━━━ Data extract ━━━
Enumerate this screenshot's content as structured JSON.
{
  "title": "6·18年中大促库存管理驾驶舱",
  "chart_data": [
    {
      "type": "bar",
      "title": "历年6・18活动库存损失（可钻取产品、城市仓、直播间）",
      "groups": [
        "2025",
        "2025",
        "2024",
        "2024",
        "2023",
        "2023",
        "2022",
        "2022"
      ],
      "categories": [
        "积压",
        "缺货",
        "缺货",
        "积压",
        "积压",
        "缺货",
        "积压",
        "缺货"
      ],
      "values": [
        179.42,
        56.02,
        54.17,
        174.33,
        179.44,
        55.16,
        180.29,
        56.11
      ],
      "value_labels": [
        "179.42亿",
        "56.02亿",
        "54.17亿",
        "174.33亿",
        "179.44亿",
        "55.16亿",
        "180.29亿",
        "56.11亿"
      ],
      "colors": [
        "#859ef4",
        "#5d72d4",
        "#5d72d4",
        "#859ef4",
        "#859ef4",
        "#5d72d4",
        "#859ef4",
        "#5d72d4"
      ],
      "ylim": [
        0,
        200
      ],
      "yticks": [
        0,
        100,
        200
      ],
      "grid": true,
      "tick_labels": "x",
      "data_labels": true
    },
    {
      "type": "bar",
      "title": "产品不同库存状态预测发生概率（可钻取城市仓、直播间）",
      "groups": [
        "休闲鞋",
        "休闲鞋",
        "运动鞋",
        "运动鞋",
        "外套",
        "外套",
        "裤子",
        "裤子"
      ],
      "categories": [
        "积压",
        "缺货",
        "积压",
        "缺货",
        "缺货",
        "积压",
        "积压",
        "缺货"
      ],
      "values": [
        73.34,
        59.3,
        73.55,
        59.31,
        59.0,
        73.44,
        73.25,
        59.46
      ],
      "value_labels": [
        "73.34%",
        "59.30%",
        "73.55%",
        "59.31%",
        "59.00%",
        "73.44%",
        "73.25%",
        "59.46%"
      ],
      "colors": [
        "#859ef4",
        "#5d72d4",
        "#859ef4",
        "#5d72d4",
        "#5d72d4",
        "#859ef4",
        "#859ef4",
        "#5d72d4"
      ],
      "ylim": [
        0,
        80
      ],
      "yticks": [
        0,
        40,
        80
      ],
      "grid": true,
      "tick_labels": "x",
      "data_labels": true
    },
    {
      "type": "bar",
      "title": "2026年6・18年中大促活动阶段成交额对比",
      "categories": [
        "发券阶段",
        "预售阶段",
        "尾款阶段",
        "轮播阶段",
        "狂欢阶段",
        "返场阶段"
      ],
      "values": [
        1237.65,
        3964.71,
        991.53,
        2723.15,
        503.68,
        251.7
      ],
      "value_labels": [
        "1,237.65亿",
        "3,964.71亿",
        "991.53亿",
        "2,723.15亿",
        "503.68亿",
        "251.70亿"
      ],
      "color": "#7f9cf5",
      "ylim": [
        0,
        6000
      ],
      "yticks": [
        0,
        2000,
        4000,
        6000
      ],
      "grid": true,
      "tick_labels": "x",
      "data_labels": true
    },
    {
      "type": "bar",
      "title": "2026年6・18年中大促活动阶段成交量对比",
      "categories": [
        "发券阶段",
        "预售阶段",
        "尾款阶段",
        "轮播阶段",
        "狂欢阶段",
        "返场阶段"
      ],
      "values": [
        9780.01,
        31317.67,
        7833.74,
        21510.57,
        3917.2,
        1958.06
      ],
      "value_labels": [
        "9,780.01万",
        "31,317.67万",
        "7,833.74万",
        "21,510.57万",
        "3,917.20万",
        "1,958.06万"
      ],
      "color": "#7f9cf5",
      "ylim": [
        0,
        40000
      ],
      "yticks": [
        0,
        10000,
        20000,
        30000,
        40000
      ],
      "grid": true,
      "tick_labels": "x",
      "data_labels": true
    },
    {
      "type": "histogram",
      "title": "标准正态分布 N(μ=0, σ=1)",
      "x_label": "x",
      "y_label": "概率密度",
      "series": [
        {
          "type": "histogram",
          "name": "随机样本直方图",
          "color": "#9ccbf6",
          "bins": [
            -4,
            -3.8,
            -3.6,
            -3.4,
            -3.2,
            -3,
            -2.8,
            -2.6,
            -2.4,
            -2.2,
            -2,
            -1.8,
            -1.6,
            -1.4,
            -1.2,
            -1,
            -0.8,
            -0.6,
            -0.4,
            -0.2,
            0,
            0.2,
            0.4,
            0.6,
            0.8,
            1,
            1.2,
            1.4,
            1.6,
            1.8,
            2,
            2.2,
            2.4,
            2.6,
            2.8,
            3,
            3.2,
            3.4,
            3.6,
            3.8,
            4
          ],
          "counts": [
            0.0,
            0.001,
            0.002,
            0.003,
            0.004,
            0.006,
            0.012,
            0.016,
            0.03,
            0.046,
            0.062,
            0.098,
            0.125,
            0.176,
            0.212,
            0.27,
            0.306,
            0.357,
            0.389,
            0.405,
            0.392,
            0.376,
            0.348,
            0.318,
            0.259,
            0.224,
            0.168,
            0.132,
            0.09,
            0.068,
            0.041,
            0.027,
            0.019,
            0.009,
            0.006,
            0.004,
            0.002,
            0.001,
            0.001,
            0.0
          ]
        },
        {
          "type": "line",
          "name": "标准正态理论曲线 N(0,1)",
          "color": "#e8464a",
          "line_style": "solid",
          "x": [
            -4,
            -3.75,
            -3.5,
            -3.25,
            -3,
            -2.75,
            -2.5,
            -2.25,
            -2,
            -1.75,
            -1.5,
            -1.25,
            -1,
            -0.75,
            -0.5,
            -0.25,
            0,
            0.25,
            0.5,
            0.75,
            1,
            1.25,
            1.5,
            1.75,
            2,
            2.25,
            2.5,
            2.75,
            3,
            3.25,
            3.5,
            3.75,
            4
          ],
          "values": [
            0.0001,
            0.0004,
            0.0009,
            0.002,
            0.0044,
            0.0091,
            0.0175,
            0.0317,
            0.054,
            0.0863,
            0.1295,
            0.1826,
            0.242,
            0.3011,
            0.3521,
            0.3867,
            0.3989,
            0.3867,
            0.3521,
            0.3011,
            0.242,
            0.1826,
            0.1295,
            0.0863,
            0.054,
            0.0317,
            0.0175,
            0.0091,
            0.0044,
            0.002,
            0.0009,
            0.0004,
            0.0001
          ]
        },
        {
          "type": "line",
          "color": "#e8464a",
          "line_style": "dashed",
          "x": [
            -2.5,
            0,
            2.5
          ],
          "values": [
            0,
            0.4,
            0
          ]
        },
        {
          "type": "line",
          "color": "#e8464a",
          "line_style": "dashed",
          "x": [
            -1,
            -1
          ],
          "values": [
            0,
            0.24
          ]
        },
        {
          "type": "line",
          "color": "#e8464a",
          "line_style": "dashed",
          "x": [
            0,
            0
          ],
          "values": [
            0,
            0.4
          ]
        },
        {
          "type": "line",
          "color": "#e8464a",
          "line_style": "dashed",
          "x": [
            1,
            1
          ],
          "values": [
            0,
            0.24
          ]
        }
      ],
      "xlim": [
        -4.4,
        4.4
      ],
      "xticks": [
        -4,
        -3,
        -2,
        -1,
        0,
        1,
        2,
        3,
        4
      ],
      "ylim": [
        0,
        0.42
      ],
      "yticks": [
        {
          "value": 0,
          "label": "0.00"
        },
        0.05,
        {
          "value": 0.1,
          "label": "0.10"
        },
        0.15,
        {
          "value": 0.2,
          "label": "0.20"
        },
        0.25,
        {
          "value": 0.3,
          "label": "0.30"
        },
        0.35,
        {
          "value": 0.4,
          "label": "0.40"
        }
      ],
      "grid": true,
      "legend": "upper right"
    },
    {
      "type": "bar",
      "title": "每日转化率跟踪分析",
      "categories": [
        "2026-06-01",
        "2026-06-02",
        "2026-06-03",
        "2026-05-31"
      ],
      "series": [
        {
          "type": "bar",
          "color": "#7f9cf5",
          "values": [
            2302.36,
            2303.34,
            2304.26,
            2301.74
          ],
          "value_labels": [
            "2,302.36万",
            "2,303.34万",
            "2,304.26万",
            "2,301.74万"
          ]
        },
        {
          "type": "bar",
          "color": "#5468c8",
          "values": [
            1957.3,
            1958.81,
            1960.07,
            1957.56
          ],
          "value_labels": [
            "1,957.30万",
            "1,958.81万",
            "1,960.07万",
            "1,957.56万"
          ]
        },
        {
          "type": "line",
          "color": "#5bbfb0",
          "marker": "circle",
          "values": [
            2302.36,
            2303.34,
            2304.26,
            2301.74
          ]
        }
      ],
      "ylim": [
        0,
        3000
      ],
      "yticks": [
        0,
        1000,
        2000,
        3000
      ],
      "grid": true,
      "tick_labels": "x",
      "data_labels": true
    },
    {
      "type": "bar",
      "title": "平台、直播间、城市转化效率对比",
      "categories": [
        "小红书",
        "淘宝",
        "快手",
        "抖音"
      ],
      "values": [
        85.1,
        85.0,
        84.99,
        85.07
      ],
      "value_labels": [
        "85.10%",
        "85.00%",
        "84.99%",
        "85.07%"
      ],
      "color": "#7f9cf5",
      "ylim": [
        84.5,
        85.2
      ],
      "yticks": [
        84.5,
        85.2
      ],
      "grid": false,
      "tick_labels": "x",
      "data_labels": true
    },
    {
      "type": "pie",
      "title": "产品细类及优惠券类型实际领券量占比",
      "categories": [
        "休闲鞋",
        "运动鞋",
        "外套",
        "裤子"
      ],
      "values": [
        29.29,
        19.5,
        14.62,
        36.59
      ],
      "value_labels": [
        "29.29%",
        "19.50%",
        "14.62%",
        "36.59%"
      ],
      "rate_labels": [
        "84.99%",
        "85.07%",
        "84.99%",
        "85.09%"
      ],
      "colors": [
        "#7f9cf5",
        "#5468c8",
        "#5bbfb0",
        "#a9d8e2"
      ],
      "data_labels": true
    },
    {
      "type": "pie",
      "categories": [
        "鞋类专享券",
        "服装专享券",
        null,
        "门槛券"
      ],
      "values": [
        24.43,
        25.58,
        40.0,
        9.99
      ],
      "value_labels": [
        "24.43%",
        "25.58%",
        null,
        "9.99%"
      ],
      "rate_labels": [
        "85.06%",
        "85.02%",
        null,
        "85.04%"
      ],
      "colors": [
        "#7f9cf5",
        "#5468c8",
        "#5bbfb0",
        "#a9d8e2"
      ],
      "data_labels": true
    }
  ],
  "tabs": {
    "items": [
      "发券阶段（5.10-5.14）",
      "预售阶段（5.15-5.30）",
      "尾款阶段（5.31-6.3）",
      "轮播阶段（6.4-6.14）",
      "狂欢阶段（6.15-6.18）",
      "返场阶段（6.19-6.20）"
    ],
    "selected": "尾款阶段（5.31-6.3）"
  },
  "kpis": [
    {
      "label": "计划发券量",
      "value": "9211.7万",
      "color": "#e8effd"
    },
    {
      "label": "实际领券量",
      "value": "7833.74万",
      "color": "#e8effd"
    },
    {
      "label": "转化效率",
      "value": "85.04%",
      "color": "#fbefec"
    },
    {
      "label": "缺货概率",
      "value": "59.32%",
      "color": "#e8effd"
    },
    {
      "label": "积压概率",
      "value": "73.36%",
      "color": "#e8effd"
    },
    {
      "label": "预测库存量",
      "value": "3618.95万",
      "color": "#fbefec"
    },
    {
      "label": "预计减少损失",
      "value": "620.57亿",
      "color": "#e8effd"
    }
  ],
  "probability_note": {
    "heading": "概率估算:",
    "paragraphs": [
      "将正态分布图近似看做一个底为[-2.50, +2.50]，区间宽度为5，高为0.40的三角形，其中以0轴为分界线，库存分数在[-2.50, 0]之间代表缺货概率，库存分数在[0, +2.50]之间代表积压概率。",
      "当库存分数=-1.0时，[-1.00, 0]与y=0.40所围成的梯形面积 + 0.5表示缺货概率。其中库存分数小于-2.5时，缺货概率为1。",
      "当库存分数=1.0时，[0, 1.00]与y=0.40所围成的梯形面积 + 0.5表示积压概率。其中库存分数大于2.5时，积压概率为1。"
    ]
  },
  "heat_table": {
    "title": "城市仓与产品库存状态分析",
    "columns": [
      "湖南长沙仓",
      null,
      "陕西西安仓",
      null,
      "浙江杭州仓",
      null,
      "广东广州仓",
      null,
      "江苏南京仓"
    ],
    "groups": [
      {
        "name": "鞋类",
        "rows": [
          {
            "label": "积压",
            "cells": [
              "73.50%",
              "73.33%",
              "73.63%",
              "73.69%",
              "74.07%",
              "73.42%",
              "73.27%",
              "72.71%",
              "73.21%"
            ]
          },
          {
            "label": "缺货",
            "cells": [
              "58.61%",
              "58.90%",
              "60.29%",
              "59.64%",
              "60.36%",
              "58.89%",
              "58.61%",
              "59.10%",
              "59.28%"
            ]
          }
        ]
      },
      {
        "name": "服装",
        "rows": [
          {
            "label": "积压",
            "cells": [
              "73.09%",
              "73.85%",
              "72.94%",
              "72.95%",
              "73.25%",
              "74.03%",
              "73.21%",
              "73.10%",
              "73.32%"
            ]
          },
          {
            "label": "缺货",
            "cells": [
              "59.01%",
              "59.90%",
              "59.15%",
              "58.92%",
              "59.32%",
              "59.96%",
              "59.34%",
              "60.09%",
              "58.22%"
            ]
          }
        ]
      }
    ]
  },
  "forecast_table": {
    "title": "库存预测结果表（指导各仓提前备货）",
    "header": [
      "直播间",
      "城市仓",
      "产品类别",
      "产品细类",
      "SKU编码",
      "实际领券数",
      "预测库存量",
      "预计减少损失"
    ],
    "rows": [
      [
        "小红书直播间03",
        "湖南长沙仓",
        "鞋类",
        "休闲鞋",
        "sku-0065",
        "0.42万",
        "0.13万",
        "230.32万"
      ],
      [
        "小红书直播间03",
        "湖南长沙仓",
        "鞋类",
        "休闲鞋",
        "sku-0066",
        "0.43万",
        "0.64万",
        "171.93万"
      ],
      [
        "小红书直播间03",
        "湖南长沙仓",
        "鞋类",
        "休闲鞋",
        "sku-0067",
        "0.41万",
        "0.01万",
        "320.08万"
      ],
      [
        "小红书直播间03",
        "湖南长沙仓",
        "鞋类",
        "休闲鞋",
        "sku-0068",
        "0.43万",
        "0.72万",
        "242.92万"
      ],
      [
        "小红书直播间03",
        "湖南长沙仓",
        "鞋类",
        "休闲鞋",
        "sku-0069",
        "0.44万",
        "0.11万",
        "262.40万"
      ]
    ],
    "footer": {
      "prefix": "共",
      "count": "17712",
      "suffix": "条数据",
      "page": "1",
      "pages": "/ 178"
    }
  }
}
━━━
__Your goal__
Only the number is needed: state how many lines in the listing contain "当库存分数".

__Output of the exercise__
2